▸ **Given text**
------------------------------------------------------------------------
Robot Scavenger Hunt Rules
A task library includes a set of scavenger hunt tasks for robots.
On the mornings of game days, a list of tasks will be randomly
selected from the task library and posted on
the page of results. Specific types of
tasks from the library might appear more than once or not at all. It
is not mandatory for the robot to follow the order of tasks on the
list when working on the tasks. Instead, we encourage robots to
dynamically adjust the order of tasks in such a way that they judge
will maximize their overall score. For instance, tasks requiring
long-distance navigation can be executed at times when humans have
fewer activities, e.g., early mornings, while tasks require
human-robot interactions can be attempted during hours when people
are more accessible. However, this reordering should be done fully
autonomously: once the robot downloads the task list, its only input
from a person should be as specified by the tasks themselves.
A task specification is a four-tuple:
〈
task name, format, score, description
〉
The name is a unique string that
usually includes fewer than four words in English. The format
specifies the format of completion certificate (e.g., jpg for images
and txt for plain texts). The score defines the reward a robot can
receive when the task is finished within the game day and the
certificate meets the requirements specified in the task
description. Finally, in the description, we describe the
requirements that a completion certificate needs to meet so the
robot can earn the full score, and in case of partial completion or
partial correctness, how we award partial credit.
------------------------------------------------------------------------
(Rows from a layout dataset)
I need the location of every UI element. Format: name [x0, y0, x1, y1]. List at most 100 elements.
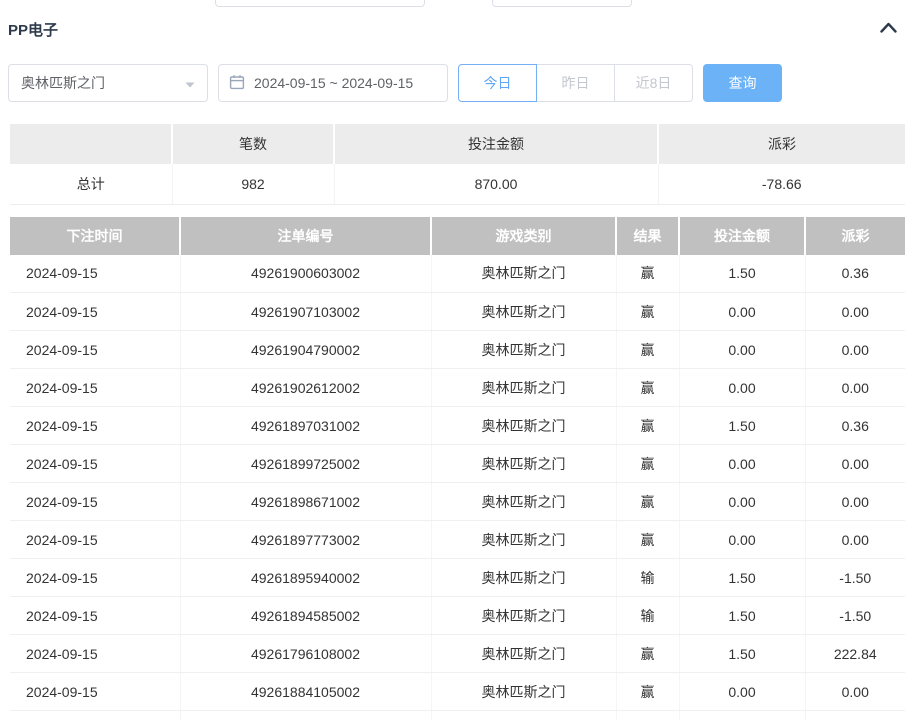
table-cell: 0.36 — [804, 406, 905, 445]
summary-table: 笔数 投注金额 派彩 总计 982 870.00 -78.66 — [10, 124, 905, 205]
table-cell: 奥林匹斯之门 — [430, 482, 616, 521]
table-cell: 奥林匹斯之门 — [430, 368, 616, 407]
table-cell: 赢 — [615, 406, 679, 445]
table-cell: 49261884105002 — [179, 672, 431, 711]
table-cell: 奥林匹斯之门 — [430, 520, 616, 559]
collapse-button[interactable] — [879, 21, 898, 37]
table-cell: 49261897031002 — [179, 406, 431, 445]
table-cell: 2024-09-15 — [10, 558, 180, 597]
quick-range-button-2[interactable]: 近8日 — [614, 64, 693, 102]
table-cell: 0.00 — [804, 444, 905, 483]
table-cell: 奥林匹斯之门 — [430, 634, 616, 673]
summary-header-empty — [10, 124, 172, 164]
table-cell — [804, 710, 905, 720]
table-row: 2024-09-15 49261902612002 奥林匹斯之门赢 0.00 0.00 — [10, 368, 905, 407]
table-cell: 赢 — [615, 254, 679, 293]
main-table-header-row: 下注时间 注单编号 游戏类别 结果 投注金额 派彩 — [10, 216, 905, 255]
summary-total-payout: -78.66 — [657, 164, 905, 205]
table-cell: 赢 — [615, 672, 679, 711]
table-cell: 赢 — [615, 292, 679, 331]
table-cell: 输 — [615, 596, 679, 635]
table-cell: 0.00 — [804, 482, 905, 521]
search-button[interactable]: 查询 — [703, 64, 782, 102]
summary-header-count: 笔数 — [171, 124, 334, 164]
table-cell — [430, 710, 616, 720]
table-cell — [179, 710, 431, 720]
table-cell: 赢 — [615, 444, 679, 483]
cropped-input-above-left[interactable] — [215, 0, 425, 7]
table-cell: 1.50 — [678, 634, 805, 673]
table-cell: 赢 — [615, 368, 679, 407]
table-cell: 49261894585002 — [179, 596, 431, 635]
column-header: 下注时间 — [10, 216, 180, 255]
table-cell: 0.00 — [678, 368, 805, 407]
table-cell: 赢 — [615, 520, 679, 559]
table-cell: 输 — [615, 558, 679, 597]
game-select[interactable]: 奥林匹斯之门 — [8, 64, 208, 102]
table-row: 2024-09-15 49261900603002 奥林匹斯之门赢 1.50 0.36 — [10, 254, 905, 293]
table-cell — [615, 710, 679, 720]
table-cell: 赢 — [615, 634, 679, 673]
table-cell: 奥林匹斯之门 — [430, 330, 616, 369]
table-row: 2024-09-15 49261907103002 奥林匹斯之门赢 0.00 0.00 — [10, 292, 905, 331]
table-cell: 49261895940002 — [179, 558, 431, 597]
table-cell: 2024-09-15 — [10, 292, 180, 331]
table-cell: 49261897773002 — [179, 520, 431, 559]
table-cell: 0.00 — [804, 292, 905, 331]
date-range-value: 2024-09-15 ~ 2024-09-15 — [254, 75, 414, 91]
table-cell: 49261902612002 — [179, 368, 431, 407]
date-range-input[interactable]: 2024-09-15 ~ 2024-09-15 — [218, 64, 448, 102]
table-cell: 2024-09-15 — [10, 444, 180, 483]
panel-title: PP电子 — [8, 21, 59, 39]
quick-range-button-1[interactable]: 昨日 — [536, 64, 615, 102]
table-cell: 49261907103002 — [179, 292, 431, 331]
cropped-input-above-right[interactable] — [492, 0, 632, 7]
table-cell: 2024-09-15 — [10, 330, 180, 369]
table-row: 2024-09-15 49261884105002 奥林匹斯之门赢 0.00 0.00 — [10, 672, 905, 711]
filter-row: 奥林匹斯之门 2024-09-15 ~ 2024-09-15 今日 昨日 近8日 查… — [8, 64, 914, 102]
table-cell: 0.00 — [804, 520, 905, 559]
table-cell: 0.00 — [678, 672, 805, 711]
panel-header: PP电子 — [0, 0, 914, 40]
calendar-icon — [229, 74, 245, 93]
table-cell: 49261796108002 — [179, 634, 431, 673]
table-cell: 49261899725002 — [179, 444, 431, 483]
table-cell: 2024-09-15 — [10, 254, 180, 293]
table-cell: 0.00 — [678, 292, 805, 331]
quick-range-button-0[interactable]: 今日 — [458, 64, 537, 102]
table-cell: 2024-09-15 — [10, 596, 180, 635]
table-cell: 奥林匹斯之门 — [430, 558, 616, 597]
table-cell: 1.50 — [678, 254, 805, 293]
table-cell: 49261904790002 — [179, 330, 431, 369]
table-cell: 赢 — [615, 482, 679, 521]
table-cell: 赢 — [615, 330, 679, 369]
table-row: 2024-09-15 49261895940002 奥林匹斯之门输 1.50 -1.50 — [10, 558, 905, 597]
summary-total-row: 总计 982 870.00 -78.66 — [10, 164, 905, 205]
chevron-up-icon — [879, 21, 898, 37]
table-cell: 1.50 — [678, 596, 805, 635]
column-header: 游戏类别 — [430, 216, 616, 255]
table-row: 2024-09-15 49261897031002 奥林匹斯之门赢 1.50 0.36 — [10, 406, 905, 445]
column-header: 派彩 — [804, 216, 905, 255]
table-cell: 2024-09-15 — [10, 368, 180, 407]
table-cell: 2024-09-15 — [10, 672, 180, 711]
table-row: 2024-09-15 49261796108002 奥林匹斯之门赢 1.50 222.8… — [10, 634, 905, 673]
table-cell: 0.00 — [678, 330, 805, 369]
table-cell: 49261900603002 — [179, 254, 431, 293]
table-cell: 1.50 — [678, 406, 805, 445]
table-cell — [678, 710, 805, 720]
table-cell: 222.84 — [804, 634, 905, 673]
quick-range-group: 今日 昨日 近8日 — [458, 64, 693, 102]
summary-total-label: 总计 — [10, 164, 172, 205]
table-cell: 0.00 — [804, 368, 905, 407]
table-cell: 2024-09-15 — [10, 520, 180, 559]
table-cell: -1.50 — [804, 558, 905, 597]
summary-header-payout: 派彩 — [657, 124, 905, 164]
table-row-partial — [10, 710, 905, 720]
summary-header-bet-amount: 投注金额 — [333, 124, 658, 164]
table-cell: 奥林匹斯之门 — [430, 672, 616, 711]
table-cell: 0.00 — [678, 482, 805, 521]
column-header: 结果 — [615, 216, 679, 255]
select-caret-icon — [185, 75, 195, 91]
table-cell: 1.50 — [678, 558, 805, 597]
------------------------------------------------------------------------
Echo the part of the scavenger hunt rules that opens with the words containing "On the mornings" and closes with "the tasks themselves.", word for word.

On the mornings of game days, a list of tasks will be randomly
selected from the task library and posted on
the page of results. Specific types of
tasks from the library might appear more than once or not at all. It
is not mandatory for the robot to follow the order of tasks on the
list when working on the tasks. Instead, we encourage robots to
dynamically adjust the order of tasks in such a way that they judge
will maximize their overall score. For instance, tasks requiring
long-distance navigation can be executed at times when humans have
fewer activities, e.g., early mornings, while tasks require
human-robot interactions can be attempted during hours when people
are more accessible. However, this reordering should be done fully
autonomously: once the robot downloads the task list, its only input
from a person should be as specified by the tasks themselves.